**Problem requirements:** Select every line below containing the word "signal".

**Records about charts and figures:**
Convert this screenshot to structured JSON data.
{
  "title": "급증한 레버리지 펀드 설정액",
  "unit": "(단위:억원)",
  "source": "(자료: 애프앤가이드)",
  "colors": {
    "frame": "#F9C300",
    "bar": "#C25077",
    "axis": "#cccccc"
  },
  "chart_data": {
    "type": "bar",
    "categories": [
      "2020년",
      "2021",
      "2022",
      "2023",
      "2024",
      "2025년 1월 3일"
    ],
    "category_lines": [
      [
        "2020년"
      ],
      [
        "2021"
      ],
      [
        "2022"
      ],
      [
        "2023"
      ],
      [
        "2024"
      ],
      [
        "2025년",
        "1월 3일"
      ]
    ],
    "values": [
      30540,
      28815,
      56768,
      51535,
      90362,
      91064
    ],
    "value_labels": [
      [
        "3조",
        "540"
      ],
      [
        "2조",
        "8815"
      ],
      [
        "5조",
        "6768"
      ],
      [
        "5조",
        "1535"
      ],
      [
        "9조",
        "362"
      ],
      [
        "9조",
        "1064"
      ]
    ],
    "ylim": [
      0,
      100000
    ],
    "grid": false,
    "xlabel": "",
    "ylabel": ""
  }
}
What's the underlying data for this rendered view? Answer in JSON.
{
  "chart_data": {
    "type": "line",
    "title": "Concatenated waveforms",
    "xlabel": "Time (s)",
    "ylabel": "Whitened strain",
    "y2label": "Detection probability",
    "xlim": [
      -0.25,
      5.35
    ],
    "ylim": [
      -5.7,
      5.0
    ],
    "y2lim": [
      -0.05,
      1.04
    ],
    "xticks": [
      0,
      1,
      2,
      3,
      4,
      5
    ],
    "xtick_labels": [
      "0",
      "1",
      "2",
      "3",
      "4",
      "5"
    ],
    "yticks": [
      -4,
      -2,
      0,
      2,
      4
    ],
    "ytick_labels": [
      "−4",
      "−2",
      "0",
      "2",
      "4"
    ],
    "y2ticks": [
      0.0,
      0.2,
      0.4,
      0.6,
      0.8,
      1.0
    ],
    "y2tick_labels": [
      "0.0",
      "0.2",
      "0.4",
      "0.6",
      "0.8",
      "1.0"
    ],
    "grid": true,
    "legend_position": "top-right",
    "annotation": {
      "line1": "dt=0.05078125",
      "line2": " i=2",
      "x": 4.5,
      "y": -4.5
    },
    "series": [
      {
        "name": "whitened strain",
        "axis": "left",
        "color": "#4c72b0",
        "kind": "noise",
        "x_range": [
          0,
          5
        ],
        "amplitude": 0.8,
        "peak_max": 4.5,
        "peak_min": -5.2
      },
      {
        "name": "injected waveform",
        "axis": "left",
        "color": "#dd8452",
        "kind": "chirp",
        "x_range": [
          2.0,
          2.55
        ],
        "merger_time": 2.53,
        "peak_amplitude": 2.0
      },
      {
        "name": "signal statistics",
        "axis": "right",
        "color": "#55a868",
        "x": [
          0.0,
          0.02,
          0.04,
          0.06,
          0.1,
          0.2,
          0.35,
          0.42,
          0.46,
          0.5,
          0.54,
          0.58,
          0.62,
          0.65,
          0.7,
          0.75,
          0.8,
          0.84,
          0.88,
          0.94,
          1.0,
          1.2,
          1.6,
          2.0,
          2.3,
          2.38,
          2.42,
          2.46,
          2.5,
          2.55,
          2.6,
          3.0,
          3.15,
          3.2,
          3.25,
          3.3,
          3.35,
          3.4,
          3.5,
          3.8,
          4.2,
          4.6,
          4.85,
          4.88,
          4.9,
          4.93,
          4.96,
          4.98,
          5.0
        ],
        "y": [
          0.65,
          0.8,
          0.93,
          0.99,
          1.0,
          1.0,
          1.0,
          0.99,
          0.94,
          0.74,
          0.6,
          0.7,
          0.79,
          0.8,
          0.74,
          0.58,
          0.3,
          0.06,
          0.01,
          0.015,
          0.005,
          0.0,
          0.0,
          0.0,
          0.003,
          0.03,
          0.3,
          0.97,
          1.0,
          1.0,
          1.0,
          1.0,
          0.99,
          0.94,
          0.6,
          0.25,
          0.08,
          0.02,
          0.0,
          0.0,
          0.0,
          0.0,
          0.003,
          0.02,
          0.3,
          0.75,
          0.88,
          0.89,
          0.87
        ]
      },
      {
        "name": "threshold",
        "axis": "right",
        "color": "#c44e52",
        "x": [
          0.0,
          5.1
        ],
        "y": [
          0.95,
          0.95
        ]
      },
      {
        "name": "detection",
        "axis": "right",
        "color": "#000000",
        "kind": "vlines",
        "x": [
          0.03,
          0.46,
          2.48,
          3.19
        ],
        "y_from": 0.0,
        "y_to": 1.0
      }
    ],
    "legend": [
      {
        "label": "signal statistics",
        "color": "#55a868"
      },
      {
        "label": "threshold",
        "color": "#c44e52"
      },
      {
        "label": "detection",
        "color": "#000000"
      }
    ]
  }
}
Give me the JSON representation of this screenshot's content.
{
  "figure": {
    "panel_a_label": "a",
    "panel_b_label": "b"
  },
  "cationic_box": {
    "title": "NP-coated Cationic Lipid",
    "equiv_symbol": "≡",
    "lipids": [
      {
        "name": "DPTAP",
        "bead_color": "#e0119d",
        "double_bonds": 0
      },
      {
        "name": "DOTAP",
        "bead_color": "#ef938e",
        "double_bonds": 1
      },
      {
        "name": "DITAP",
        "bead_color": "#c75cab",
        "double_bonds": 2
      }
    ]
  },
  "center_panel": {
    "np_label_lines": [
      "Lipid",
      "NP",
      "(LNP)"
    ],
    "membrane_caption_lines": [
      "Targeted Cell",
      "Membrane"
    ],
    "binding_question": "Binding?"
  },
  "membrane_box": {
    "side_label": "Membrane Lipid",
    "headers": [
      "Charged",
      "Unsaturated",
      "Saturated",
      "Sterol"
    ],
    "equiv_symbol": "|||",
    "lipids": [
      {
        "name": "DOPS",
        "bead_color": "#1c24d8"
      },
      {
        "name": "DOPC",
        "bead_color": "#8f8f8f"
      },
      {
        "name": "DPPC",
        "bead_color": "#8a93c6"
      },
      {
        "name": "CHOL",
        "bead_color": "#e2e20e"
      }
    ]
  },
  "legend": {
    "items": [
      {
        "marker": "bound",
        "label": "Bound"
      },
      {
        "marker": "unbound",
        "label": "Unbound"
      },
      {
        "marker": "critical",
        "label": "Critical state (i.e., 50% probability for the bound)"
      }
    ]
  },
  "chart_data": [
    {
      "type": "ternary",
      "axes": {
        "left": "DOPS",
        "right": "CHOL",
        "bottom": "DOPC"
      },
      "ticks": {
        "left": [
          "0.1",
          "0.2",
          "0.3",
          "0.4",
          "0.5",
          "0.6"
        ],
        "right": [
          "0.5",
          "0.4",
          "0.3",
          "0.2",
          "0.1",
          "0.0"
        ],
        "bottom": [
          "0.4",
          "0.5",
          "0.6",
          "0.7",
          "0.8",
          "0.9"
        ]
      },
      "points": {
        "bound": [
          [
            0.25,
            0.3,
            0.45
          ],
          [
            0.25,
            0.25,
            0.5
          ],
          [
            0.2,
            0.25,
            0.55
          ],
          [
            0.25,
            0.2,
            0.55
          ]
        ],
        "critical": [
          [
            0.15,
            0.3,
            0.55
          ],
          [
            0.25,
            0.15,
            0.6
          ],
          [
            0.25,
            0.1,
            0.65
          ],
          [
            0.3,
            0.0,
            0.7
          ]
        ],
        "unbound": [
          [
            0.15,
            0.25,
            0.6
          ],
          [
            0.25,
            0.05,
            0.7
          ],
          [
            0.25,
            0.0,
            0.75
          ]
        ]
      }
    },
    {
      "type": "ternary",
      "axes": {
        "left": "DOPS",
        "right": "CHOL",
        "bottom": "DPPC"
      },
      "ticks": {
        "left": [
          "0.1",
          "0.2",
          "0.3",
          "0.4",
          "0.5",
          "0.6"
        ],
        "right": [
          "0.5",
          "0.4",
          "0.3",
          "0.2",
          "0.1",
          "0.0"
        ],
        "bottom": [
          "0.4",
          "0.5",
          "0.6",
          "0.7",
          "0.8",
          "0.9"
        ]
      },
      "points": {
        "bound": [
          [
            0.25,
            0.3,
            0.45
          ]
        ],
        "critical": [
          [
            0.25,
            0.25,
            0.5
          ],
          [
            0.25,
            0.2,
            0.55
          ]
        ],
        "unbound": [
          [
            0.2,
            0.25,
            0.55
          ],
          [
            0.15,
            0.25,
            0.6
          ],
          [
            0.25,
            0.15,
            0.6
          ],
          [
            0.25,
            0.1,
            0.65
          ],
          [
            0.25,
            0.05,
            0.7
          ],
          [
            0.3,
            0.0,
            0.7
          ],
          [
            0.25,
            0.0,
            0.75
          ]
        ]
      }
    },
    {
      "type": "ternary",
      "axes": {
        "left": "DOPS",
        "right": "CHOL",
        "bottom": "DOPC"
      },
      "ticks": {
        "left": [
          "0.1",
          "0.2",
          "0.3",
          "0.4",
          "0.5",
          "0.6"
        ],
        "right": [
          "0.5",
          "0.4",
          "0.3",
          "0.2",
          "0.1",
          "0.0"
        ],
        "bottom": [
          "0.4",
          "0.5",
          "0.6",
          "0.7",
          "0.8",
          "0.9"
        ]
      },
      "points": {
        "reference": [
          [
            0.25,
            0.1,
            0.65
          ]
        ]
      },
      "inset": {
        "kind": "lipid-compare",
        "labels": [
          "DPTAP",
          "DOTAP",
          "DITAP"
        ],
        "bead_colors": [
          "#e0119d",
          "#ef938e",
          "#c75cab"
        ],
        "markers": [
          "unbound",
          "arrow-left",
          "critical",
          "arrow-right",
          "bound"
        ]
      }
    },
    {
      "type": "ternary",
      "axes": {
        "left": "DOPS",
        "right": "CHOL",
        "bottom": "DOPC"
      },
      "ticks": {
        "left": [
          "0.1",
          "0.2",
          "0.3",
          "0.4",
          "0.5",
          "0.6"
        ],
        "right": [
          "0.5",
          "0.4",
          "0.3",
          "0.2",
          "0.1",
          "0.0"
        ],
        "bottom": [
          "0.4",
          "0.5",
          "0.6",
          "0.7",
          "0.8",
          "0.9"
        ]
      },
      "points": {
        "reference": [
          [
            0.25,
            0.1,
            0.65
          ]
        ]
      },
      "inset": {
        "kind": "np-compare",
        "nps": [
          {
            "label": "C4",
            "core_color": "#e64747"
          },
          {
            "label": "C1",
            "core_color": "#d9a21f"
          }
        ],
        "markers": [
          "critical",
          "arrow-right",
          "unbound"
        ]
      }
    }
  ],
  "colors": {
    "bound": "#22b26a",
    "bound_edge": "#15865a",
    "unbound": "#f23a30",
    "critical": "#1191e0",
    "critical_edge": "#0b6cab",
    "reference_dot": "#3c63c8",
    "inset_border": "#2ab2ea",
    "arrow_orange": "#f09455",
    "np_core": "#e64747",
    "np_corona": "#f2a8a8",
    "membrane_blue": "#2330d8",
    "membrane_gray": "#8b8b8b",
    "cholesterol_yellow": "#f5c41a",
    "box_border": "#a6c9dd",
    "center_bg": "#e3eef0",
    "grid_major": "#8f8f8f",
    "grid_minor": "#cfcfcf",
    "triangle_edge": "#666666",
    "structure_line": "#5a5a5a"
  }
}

**Written solution:**
        "name": "signal statistics",
        "label": "signal statistics",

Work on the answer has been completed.